• _GIVEN EXERCISE_: Every line of the listing must be reproduced as it stands. Leave the images behind.

• _RECORDS TO PROCESS_:

──────────

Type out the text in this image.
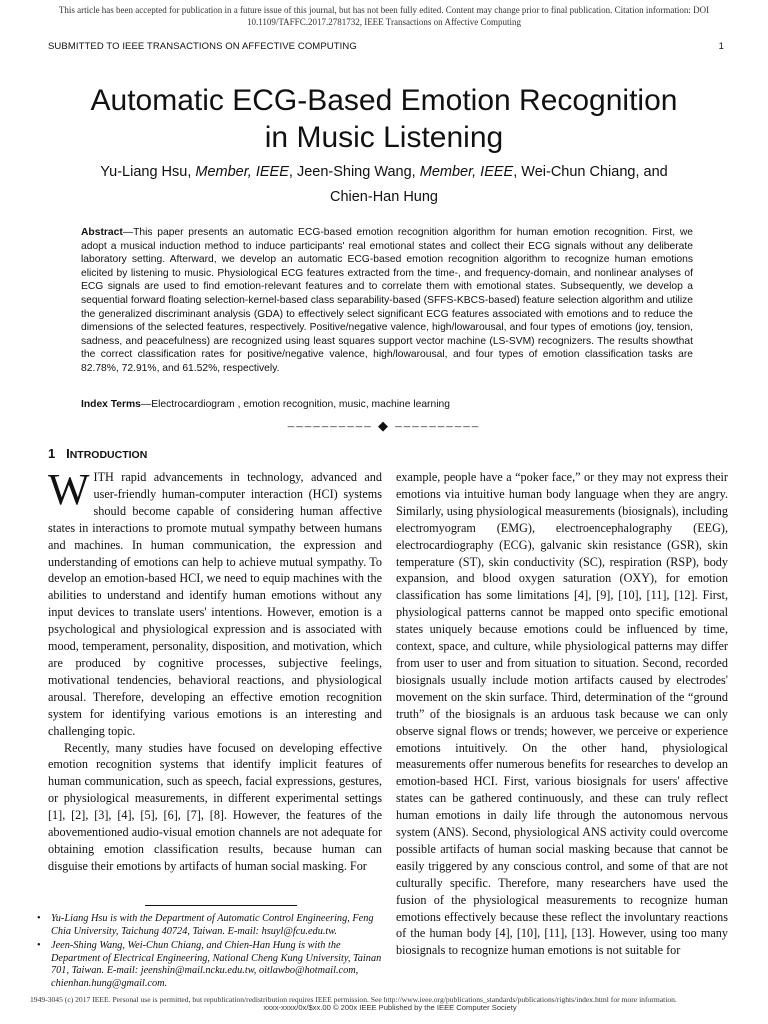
This article has been accepted for publication in a future issue of this journal, but has not been fully edited. Content may change prior to final publication. Citation information: DOI
10.1109/TAFFC.2017.2781732, IEEE Transactions on Affective Computing
SUBMITTED TO IEEE TRANSACTIONS ON AFFECTIVE COMPUTING	1
Automatic ECG-Based Emotion Recognition
in Music Listening
Yu-Liang Hsu, Member, IEEE, Jeen-Shing Wang, Member, IEEE, Wei-Chun Chiang, and
Chien-Han Hung

Abstract—This paper presents an automatic ECG-based emotion recognition algorithm for human emotion recognition. First, we adopt a musical induction method to induce participants' real emotional states and collect their ECG signals without any deliberate laboratory setting. Afterward, we develop an automatic ECG-based emotion recognition algorithm to recognize human emotions elicited by listening to music. Physiological ECG features extracted from the time-, and frequency-domain, and nonlinear analyses of ECG signals are used to find emotion-relevant features and to correlate them with emotional states. Subsequently, we develop a sequential forward floating selection-kernel-based class separability-based (SFFS-KBCS-based) feature selection algorithm and utilize the generalized discriminant analysis (GDA) to effectively select significant ECG features associated with emotions and to reduce the dimensions of the selected features, respectively. Positive/negative valence, high/lowarousal, and four types of emotions (joy, tension, sadness, and peacefulness) are recognized using least squares support vector machine (LS-SVM) recognizers. The results showthat the correct classification rates for positive/negative valence, high/lowarousal, and four types of emotion classification tasks are 82.78%, 72.91%, and 61.52%, respectively.

Index Terms—Electrocardiogram , emotion recognition, music, machine learning

–––––––––– ◆ ––––––––––
1 INTRODUCTION

WITH rapid advancements in technology, advanced and user-friendly human-computer interaction (HCI) systems should become capable of considering human affective states in interactions to promote mutual sympathy between humans and machines. In human communication, the expression and understanding of emotions can help to achieve mutual sympathy. To develop an emotion-based HCI, we need to equip machines with the abilities to understand and identify human emotions without any input devices to translate users' intentions. However, emotion is a psychological and physiological expression and is associated with mood, temperament, personality, disposition, and motivation, which are produced by cognitive processes, subjective feelings, motivational tendencies, behavioral reactions, and physiological arousal. Therefore, developing an effective emotion recognition system for identifying various emotions is an interesting and challenging topic.

Recently, many studies have focused on developing effective emotion recognition systems that identify implicit features of human communication, such as speech, facial expressions, gestures, or physiological measurements, in different experimental settings [1], [2], [3], [4], [5], [6], [7], [8]. However, the features of the abovementioned audio-visual emotion channels are not adequate for obtaining emotion classification results, because human can disguise their emotions by artifacts of human social masking. For

example, people have a “poker face,” or they may not express their emotions via intuitive human body language when they are angry. Similarly, using physiological measurements (biosignals), including electromyogram (EMG), electroencephalography (EEG), electrocardiography (ECG), galvanic skin resistance (GSR), skin temperature (ST), skin conductivity (SC), respiration (RSP), body expansion, and blood oxygen saturation (OXY), for emotion classification has some limitations [4], [9], [10], [11], [12]. First, physiological patterns cannot be mapped onto specific emotional states uniquely because emotions could be influenced by time, context, space, and culture, while physiological patterns may differ from user to user and from situation to situation. Second, recorded biosignals usually include motion artifacts caused by electrodes' movement on the skin surface. Third, determination of the “ground truth” of the biosignals is an arduous task because we can only observe signal flows or trends; however, we perceive or experience emotions intuitively. On the other hand, physiological measurements offer numerous benefits for researches to develop an emotion-based HCI. First, various biosignals for users' affective states can be gathered continuously, and these can truly reflect human emotions in daily life through the autonomous nervous system (ANS). Second, physiological ANS activity could overcome possible artifacts of human social masking because that cannot be easily triggered by any conscious control, and some of that are not culturally specific. Therefore, many researchers have used the fusion of the physiological measurements to recognize human emotions effectively because these reflect the involuntary reactions of the human body [4], [10], [11], [13]. However, using too many biosignals to recognize human emotions is not suitable for

• Yu-Liang Hsu is with the Department of Automatic Control Engineering, Feng Chia University, Taichung 40724, Taiwan. E-mail: hsuyl@fcu.edu.tw.
• Jeen-Shing Wang, Wei-Chun Chiang, and Chien-Han Hung is with the Department of Electrical Engineering, National Cheng Kung University, Tainan 701, Taiwan. E-mail: jeenshin@mail.ncku.edu.tw, oitlawbo@hotmail.com, chienhan.hung@gmail.com.
1949-3045 (c) 2017 IEEE. Personal use is permitted, but republication/redistribution requires IEEE permission. See http://www.ieee.org/publications_standards/publications/rights/index.html for more information.
xxxx-xxxx/0x/$xx.00 © 200x IEEE Published by the IEEE Computer Society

──────────

• _TASK RESULT_:
Type out the text in this image.
This article has been accepted for publication in a future issue of this journal, but has not been fully edited. Content may change prior to final publication. Citation information: DOI
10.1109/TAFFC.2017.2781732, IEEE Transactions on Affective Computing
SUBMITTED TO IEEE TRANSACTIONS ON AFFECTIVE COMPUTING	1
Automatic ECG-Based Emotion Recognition
in Music Listening
Yu-Liang Hsu, Member, IEEE, Jeen-Shing Wang, Member, IEEE, Wei-Chun Chiang, and
Chien-Han Hung

Abstract—This paper presents an automatic ECG-based emotion recognition algorithm for human emotion recognition. First, we adopt a musical induction method to induce participants' real emotional states and collect their ECG signals without any deliberate laboratory setting. Afterward, we develop an automatic ECG-based emotion recognition algorithm to recognize human emotions elicited by listening to music. Physiological ECG features extracted from the time-, and frequency-domain, and nonlinear analyses of ECG signals are used to find emotion-relevant features and to correlate them with emotional states. Subsequently, we develop a sequential forward floating selection-kernel-based class separability-based (SFFS-KBCS-based) feature selection algorithm and utilize the generalized discriminant analysis (GDA) to effectively select significant ECG features associated with emotions and to reduce the dimensions of the selected features, respectively. Positive/negative valence, high/lowarousal, and four types of emotions (joy, tension, sadness, and peacefulness) are recognized using least squares support vector machine (LS-SVM) recognizers. The results showthat the correct classification rates for positive/negative valence, high/lowarousal, and four types of emotion classification tasks are 82.78%, 72.91%, and 61.52%, respectively.

Index Terms—Electrocardiogram , emotion recognition, music, machine learning

–––––––––– ◆ ––––––––––
1 INTRODUCTION

WITH rapid advancements in technology, advanced and user-friendly human-computer interaction (HCI) systems should become capable of considering human affective states in interactions to promote mutual sympathy between humans and machines. In human communication, the expression and understanding of emotions can help to achieve mutual sympathy. To develop an emotion-based HCI, we need to equip machines with the abilities to understand and identify human emotions without any input devices to translate users' intentions. However, emotion is a psychological and physiological expression and is associated with mood, temperament, personality, disposition, and motivation, which are produced by cognitive processes, subjective feelings, motivational tendencies, behavioral reactions, and physiological arousal. Therefore, developing an effective emotion recognition system for identifying various emotions is an interesting and challenging topic.

Recently, many studies have focused on developing effective emotion recognition systems that identify implicit features of human communication, such as speech, facial expressions, gestures, or physiological measurements, in different experimental settings [1], [2], [3], [4], [5], [6], [7], [8]. However, the features of the abovementioned audio-visual emotion channels are not adequate for obtaining emotion classification results, because human can disguise their emotions by artifacts of human social masking. For

example, people have a “poker face,” or they may not express their emotions via intuitive human body language when they are angry. Similarly, using physiological measurements (biosignals), including electromyogram (EMG), electroencephalography (EEG), electrocardiography (ECG), galvanic skin resistance (GSR), skin temperature (ST), skin conductivity (SC), respiration (RSP), body expansion, and blood oxygen saturation (OXY), for emotion classification has some limitations [4], [9], [10], [11], [12]. First, physiological patterns cannot be mapped onto specific emotional states uniquely because emotions could be influenced by time, context, space, and culture, while physiological patterns may differ from user to user and from situation to situation. Second, recorded biosignals usually include motion artifacts caused by electrodes' movement on the skin surface. Third, determination of the “ground truth” of the biosignals is an arduous task because we can only observe signal flows or trends; however, we perceive or experience emotions intuitively. On the other hand, physiological measurements offer numerous benefits for researches to develop an emotion-based HCI. First, various biosignals for users' affective states can be gathered continuously, and these can truly reflect human emotions in daily life through the autonomous nervous system (ANS). Second, physiological ANS activity could overcome possible artifacts of human social masking because that cannot be easily triggered by any conscious control, and some of that are not culturally specific. Therefore, many researchers have used the fusion of the physiological measurements to recognize human emotions effectively because these reflect the involuntary reactions of the human body [4], [10], [11], [13]. However, using too many biosignals to recognize human emotions is not suitable for

• Yu-Liang Hsu is with the Department of Automatic Control Engineering, Feng Chia University, Taichung 40724, Taiwan. E-mail: hsuyl@fcu.edu.tw.
• Jeen-Shing Wang, Wei-Chun Chiang, and Chien-Han Hung is with the Department of Electrical Engineering, National Cheng Kung University, Tainan 701, Taiwan. E-mail: jeenshin@mail.ncku.edu.tw, oitlawbo@hotmail.com, chienhan.hung@gmail.com.
1949-3045 (c) 2017 IEEE. Personal use is permitted, but republication/redistribution requires IEEE permission. See http://www.ieee.org/publications_standards/publications/rights/index.html for more information.
xxxx-xxxx/0x/$xx.00 © 200x IEEE Published by the IEEE Computer Society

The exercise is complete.